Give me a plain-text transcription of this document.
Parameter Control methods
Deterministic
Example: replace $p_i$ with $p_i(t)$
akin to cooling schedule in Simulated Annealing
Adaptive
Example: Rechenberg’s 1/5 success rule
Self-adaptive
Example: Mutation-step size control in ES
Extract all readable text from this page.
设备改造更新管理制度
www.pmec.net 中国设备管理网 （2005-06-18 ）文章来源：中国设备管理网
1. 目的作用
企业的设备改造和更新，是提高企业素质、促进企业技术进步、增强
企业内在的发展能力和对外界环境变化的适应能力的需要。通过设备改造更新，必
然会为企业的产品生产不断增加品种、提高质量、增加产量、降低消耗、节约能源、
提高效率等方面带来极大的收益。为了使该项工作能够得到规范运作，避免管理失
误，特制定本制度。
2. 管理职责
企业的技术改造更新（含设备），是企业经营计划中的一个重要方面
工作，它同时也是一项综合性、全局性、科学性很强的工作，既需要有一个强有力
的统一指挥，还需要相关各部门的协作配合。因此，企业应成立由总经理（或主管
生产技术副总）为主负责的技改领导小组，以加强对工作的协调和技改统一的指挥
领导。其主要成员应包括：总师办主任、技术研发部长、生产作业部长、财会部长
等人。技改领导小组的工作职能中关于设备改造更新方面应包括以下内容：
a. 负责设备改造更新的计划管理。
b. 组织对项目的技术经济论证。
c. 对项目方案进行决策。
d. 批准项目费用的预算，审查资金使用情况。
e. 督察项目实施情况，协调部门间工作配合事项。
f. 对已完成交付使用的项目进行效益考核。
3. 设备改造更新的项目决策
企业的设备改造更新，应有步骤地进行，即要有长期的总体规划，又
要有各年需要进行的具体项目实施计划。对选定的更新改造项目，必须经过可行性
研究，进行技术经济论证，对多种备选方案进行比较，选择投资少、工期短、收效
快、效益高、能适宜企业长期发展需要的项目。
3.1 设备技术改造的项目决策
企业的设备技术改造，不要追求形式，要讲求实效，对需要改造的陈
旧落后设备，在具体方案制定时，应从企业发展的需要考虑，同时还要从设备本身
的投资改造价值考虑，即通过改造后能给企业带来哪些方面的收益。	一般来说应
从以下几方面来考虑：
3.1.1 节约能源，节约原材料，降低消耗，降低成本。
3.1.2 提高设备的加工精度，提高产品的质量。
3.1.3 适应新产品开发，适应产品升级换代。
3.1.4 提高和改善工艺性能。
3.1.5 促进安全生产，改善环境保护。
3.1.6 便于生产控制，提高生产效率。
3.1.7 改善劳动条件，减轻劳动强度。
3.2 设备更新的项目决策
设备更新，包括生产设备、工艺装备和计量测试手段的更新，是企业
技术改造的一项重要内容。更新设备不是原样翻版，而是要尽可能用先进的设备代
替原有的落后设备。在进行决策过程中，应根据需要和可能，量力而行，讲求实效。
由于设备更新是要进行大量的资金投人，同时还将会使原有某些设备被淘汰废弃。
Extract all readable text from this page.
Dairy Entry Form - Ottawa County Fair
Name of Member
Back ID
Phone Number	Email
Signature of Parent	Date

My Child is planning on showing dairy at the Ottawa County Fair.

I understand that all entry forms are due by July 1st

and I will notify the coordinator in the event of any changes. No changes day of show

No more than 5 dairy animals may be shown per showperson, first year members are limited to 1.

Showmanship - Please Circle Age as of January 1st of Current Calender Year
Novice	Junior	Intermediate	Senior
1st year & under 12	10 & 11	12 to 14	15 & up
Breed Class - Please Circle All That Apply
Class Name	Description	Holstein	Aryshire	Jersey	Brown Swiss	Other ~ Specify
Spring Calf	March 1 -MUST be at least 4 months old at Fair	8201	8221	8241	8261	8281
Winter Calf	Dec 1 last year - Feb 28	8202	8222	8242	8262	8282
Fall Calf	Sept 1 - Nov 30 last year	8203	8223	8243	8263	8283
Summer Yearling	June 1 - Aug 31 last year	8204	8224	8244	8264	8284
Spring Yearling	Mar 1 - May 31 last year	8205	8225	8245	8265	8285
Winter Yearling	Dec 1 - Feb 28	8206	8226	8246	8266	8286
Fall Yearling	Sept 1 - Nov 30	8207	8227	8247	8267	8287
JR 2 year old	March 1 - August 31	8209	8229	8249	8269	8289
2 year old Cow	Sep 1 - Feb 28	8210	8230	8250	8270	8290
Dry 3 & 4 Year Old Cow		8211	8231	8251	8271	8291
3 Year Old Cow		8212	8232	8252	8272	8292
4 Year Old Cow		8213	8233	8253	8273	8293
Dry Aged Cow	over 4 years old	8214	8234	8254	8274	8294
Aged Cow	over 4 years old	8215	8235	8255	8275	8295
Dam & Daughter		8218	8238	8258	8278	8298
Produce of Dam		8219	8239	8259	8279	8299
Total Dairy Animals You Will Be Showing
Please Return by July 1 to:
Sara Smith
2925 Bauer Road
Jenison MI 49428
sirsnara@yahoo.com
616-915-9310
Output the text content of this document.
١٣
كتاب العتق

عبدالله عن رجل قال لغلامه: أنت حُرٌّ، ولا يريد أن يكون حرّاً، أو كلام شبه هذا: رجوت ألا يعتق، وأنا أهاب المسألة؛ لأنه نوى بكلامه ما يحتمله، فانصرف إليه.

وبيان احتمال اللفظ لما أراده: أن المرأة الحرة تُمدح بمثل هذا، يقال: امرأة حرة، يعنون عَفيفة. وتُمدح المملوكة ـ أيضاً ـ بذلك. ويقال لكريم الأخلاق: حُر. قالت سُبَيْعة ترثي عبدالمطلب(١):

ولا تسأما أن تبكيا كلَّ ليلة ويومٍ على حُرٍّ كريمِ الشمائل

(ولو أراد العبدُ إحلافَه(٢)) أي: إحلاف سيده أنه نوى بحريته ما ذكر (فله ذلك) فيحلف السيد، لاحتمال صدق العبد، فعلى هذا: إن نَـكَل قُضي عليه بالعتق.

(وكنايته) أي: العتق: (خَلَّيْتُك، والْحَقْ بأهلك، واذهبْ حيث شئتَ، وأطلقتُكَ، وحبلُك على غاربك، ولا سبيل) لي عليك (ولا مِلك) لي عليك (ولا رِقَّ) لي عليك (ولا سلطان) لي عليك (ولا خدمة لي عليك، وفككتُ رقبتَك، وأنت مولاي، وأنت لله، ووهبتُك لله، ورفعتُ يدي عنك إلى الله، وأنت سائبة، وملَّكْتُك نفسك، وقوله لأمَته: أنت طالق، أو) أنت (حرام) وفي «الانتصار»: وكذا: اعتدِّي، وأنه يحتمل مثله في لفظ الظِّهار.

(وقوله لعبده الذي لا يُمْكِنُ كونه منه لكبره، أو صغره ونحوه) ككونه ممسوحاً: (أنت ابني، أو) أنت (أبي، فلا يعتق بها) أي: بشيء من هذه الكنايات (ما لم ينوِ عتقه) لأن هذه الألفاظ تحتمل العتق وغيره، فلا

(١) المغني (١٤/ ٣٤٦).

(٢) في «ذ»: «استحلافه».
++++++++++++++++++++
Directions: Transcribe all lines as written.

Answer to the problem:
Give me a plain-text transcription of this document.
Parameter Control methods
Deterministic
Example: replace $p_i$ with $p_i(t)$
akin to cooling schedule in Simulated Annealing
Adaptive
Example: Rechenberg’s 1/5 success rule
Self-adaptive
Example: Mutation-step size control in ES
Extract all readable text from this page.
设备改造更新管理制度
www.pmec.net 中国设备管理网 （2005-06-18 ）文章来源：中国设备管理网
1. 目的作用
企业的设备改造和更新，是提高企业素质、促进企业技术进步、增强
企业内在的发展能力和对外界环境变化的适应能力的需要。通过设备改造更新，必
然会为企业的产品生产不断增加品种、提高质量、增加产量、降低消耗、节约能源、
提高效率等方面带来极大的收益。为了使该项工作能够得到规范运作，避免管理失
误，特制定本制度。
2. 管理职责
企业的技术改造更新（含设备），是企业经营计划中的一个重要方面
工作，它同时也是一项综合性、全局性、科学性很强的工作，既需要有一个强有力
的统一指挥，还需要相关各部门的协作配合。因此，企业应成立由总经理（或主管
生产技术副总）为主负责的技改领导小组，以加强对工作的协调和技改统一的指挥
领导。其主要成员应包括：总师办主任、技术研发部长、生产作业部长、财会部长
等人。技改领导小组的工作职能中关于设备改造更新方面应包括以下内容：
a. 负责设备改造更新的计划管理。
b. 组织对项目的技术经济论证。
c. 对项目方案进行决策。
d. 批准项目费用的预算，审查资金使用情况。
e. 督察项目实施情况，协调部门间工作配合事项。
f. 对已完成交付使用的项目进行效益考核。
3. 设备改造更新的项目决策
企业的设备改造更新，应有步骤地进行，即要有长期的总体规划，又
要有各年需要进行的具体项目实施计划。对选定的更新改造项目，必须经过可行性
研究，进行技术经济论证，对多种备选方案进行比较，选择投资少、工期短、收效
快、效益高、能适宜企业长期发展需要的项目。
3.1 设备技术改造的项目决策
企业的设备技术改造，不要追求形式，要讲求实效，对需要改造的陈
旧落后设备，在具体方案制定时，应从企业发展的需要考虑，同时还要从设备本身
的投资改造价值考虑，即通过改造后能给企业带来哪些方面的收益。	一般来说应
从以下几方面来考虑：
3.1.1 节约能源，节约原材料，降低消耗，降低成本。
3.1.2 提高设备的加工精度，提高产品的质量。
3.1.3 适应新产品开发，适应产品升级换代。
3.1.4 提高和改善工艺性能。
3.1.5 促进安全生产，改善环境保护。
3.1.6 便于生产控制，提高生产效率。
3.1.7 改善劳动条件，减轻劳动强度。
3.2 设备更新的项目决策
设备更新，包括生产设备、工艺装备和计量测试手段的更新，是企业
技术改造的一项重要内容。更新设备不是原样翻版，而是要尽可能用先进的设备代
替原有的落后设备。在进行决策过程中，应根据需要和可能，量力而行，讲求实效。
由于设备更新是要进行大量的资金投人，同时还将会使原有某些设备被淘汰废弃。
Extract all readable text from this page.
Dairy Entry Form - Ottawa County Fair
Name of Member
Back ID
Phone Number	Email
Signature of Parent	Date

My Child is planning on showing dairy at the Ottawa County Fair.

I understand that all entry forms are due by July 1st

and I will notify the coordinator in the event of any changes. No changes day of show

No more than 5 dairy animals may be shown per showperson, first year members are limited to 1.

Showmanship - Please Circle Age as of January 1st of Current Calender Year
Novice	Junior	Intermediate	Senior
1st year & under 12	10 & 11	12 to 14	15 & up
Breed Class - Please Circle All That Apply
Class Name	Description	Holstein	Aryshire	Jersey	Brown Swiss	Other ~ Specify
Spring Calf	March 1 -MUST be at least 4 months old at Fair	8201	8221	8241	8261	8281
Winter Calf	Dec 1 last year - Feb 28	8202	8222	8242	8262	8282
Fall Calf	Sept 1 - Nov 30 last year	8203	8223	8243	8263	8283
Summer Yearling	June 1 - Aug 31 last year	8204	8224	8244	8264	8284
Spring Yearling	Mar 1 - May 31 last year	8205	8225	8245	8265	8285
Winter Yearling	Dec 1 - Feb 28	8206	8226	8246	8266	8286
Fall Yearling	Sept 1 - Nov 30	8207	8227	8247	8267	8287
JR 2 year old	March 1 - August 31	8209	8229	8249	8269	8289
2 year old Cow	Sep 1 - Feb 28	8210	8230	8250	8270	8290
Dry 3 & 4 Year Old Cow		8211	8231	8251	8271	8291
3 Year Old Cow		8212	8232	8252	8272	8292
4 Year Old Cow		8213	8233	8253	8273	8293
Dry Aged Cow	over 4 years old	8214	8234	8254	8274	8294
Aged Cow	over 4 years old	8215	8235	8255	8275	8295
Dam & Daughter		8218	8238	8258	8278	8298
Produce of Dam		8219	8239	8259	8279	8299
Total Dairy Animals You Will Be Showing
Please Return by July 1 to:
Sara Smith
2925 Bauer Road
Jenison MI 49428
sirsnara@yahoo.com
616-915-9310
Output the text content of this document.
١٣
كتاب العتق

عبدالله عن رجل قال لغلامه: أنت حُرٌّ، ولا يريد أن يكون حرّاً، أو كلام شبه هذا: رجوت ألا يعتق، وأنا أهاب المسألة؛ لأنه نوى بكلامه ما يحتمله، فانصرف إليه.

وبيان احتمال اللفظ لما أراده: أن المرأة الحرة تُمدح بمثل هذا، يقال: امرأة حرة، يعنون عَفيفة. وتُمدح المملوكة ـ أيضاً ـ بذلك. ويقال لكريم الأخلاق: حُر. قالت سُبَيْعة ترثي عبدالمطلب(١):

ولا تسأما أن تبكيا كلَّ ليلة ويومٍ على حُرٍّ كريمِ الشمائل

(ولو أراد العبدُ إحلافَه(٢)) أي: إحلاف سيده أنه نوى بحريته ما ذكر (فله ذلك) فيحلف السيد، لاحتمال صدق العبد، فعلى هذا: إن نَـكَل قُضي عليه بالعتق.

(وكنايته) أي: العتق: (خَلَّيْتُك، والْحَقْ بأهلك، واذهبْ حيث شئتَ، وأطلقتُكَ، وحبلُك على غاربك، ولا سبيل) لي عليك (ولا مِلك) لي عليك (ولا رِقَّ) لي عليك (ولا سلطان) لي عليك (ولا خدمة لي عليك، وفككتُ رقبتَك، وأنت مولاي، وأنت لله، ووهبتُك لله، ورفعتُ يدي عنك إلى الله، وأنت سائبة، وملَّكْتُك نفسك، وقوله لأمَته: أنت طالق، أو) أنت (حرام) وفي «الانتصار»: وكذا: اعتدِّي، وأنه يحتمل مثله في لفظ الظِّهار.

(وقوله لعبده الذي لا يُمْكِنُ كونه منه لكبره، أو صغره ونحوه) ككونه ممسوحاً: (أنت ابني، أو) أنت (أبي، فلا يعتق بها) أي: بشيء من هذه الكنايات (ما لم ينوِ عتقه) لأن هذه الألفاظ تحتمل العتق وغيره، فلا

(١) المغني (١٤/ ٣٤٦).

(٢) في «ذ»: «استحلافه».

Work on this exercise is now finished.